» Work to be completed: In the material below, list every line carrying the string "UseAllOptVars".

═════ Record excerpts ═════

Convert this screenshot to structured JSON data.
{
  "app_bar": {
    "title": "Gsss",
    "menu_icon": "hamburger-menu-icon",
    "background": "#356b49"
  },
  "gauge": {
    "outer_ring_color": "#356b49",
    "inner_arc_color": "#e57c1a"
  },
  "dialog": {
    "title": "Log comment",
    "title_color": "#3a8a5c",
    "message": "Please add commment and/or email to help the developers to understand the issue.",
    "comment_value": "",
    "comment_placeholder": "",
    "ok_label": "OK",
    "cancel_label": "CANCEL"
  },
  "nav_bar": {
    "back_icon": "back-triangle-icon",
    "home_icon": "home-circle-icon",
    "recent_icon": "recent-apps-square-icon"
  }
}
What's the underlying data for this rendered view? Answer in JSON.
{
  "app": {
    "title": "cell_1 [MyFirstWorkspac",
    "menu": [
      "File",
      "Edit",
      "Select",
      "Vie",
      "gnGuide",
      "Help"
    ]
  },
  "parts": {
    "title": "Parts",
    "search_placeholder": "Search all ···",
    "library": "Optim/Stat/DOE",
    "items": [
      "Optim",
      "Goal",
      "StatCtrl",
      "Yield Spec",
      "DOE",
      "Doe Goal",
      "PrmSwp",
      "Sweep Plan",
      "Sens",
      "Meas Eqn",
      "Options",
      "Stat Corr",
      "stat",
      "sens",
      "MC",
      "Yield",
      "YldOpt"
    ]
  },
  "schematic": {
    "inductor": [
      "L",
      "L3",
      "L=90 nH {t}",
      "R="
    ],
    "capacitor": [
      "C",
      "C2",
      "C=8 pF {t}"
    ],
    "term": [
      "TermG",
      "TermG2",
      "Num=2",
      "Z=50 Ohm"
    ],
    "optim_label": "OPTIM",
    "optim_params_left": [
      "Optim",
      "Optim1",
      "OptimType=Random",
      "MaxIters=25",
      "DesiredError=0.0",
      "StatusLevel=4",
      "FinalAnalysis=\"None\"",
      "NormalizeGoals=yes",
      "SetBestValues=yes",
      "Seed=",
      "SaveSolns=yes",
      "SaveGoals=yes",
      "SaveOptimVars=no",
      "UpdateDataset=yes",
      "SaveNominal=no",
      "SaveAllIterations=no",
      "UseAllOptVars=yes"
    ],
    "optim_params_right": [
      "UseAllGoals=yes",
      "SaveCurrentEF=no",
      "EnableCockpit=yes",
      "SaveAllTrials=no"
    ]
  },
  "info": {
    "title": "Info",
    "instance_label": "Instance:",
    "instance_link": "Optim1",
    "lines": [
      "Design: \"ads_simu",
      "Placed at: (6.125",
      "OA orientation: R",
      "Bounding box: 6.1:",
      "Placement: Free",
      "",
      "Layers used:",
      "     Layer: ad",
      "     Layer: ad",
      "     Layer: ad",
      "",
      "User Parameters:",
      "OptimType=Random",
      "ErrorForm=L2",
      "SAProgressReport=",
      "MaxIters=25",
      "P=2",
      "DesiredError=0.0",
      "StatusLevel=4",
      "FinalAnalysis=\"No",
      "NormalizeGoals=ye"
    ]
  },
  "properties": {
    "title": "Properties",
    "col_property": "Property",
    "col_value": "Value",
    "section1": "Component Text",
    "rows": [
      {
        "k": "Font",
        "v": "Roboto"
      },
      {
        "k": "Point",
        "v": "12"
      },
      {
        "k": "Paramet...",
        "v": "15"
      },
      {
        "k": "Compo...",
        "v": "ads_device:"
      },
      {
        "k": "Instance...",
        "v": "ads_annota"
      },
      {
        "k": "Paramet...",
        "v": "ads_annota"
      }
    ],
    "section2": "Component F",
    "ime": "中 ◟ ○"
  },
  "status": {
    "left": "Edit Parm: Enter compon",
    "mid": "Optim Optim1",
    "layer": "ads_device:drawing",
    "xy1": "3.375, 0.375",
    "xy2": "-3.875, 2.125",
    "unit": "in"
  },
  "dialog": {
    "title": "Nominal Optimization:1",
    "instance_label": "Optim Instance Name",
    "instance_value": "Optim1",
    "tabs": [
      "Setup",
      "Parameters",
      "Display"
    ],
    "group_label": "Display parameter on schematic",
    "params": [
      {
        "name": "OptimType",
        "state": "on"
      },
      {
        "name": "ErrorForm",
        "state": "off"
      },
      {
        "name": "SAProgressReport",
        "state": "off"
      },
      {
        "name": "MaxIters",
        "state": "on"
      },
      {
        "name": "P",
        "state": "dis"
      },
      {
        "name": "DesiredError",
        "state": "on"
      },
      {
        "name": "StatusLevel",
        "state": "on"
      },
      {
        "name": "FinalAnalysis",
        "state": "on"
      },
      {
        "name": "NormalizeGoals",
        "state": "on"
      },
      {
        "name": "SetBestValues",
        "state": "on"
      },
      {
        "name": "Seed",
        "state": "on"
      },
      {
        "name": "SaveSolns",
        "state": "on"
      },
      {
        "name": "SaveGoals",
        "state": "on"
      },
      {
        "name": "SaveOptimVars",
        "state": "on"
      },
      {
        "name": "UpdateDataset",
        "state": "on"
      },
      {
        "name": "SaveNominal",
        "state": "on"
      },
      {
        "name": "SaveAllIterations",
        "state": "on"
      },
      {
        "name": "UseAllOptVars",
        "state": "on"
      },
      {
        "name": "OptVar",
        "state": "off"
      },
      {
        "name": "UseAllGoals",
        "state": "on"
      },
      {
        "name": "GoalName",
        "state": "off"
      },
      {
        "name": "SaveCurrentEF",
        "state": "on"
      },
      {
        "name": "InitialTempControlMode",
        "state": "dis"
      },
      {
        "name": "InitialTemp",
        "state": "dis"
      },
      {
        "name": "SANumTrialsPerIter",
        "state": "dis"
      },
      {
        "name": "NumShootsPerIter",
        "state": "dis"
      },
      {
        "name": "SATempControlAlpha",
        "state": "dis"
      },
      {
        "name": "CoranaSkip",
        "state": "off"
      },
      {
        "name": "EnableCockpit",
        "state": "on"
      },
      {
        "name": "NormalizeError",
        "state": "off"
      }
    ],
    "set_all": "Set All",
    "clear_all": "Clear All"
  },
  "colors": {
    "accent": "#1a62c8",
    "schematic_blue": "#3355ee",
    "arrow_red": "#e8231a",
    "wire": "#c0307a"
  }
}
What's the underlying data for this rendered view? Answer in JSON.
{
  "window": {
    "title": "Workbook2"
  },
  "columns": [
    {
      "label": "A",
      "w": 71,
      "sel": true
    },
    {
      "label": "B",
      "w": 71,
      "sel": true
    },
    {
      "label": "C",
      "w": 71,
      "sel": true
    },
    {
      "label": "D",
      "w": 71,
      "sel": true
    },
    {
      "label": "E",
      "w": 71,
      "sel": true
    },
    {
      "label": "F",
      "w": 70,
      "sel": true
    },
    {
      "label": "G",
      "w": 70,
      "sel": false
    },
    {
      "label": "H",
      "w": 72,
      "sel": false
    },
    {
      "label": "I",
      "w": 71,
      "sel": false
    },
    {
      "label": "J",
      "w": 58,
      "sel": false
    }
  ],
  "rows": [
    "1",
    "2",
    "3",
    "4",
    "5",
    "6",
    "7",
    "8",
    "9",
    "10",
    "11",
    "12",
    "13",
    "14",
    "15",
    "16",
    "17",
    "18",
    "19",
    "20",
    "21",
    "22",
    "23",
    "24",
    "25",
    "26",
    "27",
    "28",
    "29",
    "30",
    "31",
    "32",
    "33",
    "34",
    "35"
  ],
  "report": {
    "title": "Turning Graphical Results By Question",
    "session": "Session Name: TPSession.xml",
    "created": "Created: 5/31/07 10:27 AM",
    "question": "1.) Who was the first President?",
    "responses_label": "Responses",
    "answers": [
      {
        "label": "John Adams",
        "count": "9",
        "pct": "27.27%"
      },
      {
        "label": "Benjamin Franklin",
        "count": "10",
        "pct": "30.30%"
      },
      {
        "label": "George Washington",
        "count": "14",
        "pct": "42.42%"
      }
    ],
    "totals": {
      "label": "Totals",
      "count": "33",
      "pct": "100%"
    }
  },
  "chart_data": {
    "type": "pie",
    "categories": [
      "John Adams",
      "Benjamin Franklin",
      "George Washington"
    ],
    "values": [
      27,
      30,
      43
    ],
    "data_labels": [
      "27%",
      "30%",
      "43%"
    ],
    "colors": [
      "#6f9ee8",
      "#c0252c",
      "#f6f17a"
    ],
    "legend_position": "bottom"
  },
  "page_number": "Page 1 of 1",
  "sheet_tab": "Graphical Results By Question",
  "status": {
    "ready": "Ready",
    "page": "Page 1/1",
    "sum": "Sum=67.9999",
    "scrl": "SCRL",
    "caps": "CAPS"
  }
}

═════

» Full output:
      "UseAllOptVars=yes"
        "name": "UseAllOptVars",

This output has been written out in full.